- _EXERCISE BRIEF_: Identify all lines of the data containing the string "frequent" and copy them.

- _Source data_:

────────────────────

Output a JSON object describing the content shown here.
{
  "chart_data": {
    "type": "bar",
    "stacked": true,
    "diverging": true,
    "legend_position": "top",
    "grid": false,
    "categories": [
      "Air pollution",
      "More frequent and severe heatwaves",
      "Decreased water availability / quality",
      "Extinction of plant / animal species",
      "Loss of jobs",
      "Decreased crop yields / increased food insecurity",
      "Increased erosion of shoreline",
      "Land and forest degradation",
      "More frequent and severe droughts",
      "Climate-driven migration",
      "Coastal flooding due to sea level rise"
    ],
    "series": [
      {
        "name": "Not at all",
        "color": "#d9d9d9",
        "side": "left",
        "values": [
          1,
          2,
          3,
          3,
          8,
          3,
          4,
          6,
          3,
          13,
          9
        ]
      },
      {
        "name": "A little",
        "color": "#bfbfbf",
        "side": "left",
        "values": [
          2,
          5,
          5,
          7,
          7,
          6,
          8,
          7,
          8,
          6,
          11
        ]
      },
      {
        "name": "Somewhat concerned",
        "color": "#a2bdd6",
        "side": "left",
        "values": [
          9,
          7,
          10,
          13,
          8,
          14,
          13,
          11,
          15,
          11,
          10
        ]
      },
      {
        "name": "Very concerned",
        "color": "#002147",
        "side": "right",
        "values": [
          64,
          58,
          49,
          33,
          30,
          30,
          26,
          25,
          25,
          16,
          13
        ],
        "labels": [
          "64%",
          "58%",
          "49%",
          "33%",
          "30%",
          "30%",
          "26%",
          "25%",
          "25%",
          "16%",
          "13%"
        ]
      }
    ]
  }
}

────────────────────

- _SOLUTION TO THE EXERCISE_:
      "More frequent and severe heatwaves",
      "More frequent and severe droughts",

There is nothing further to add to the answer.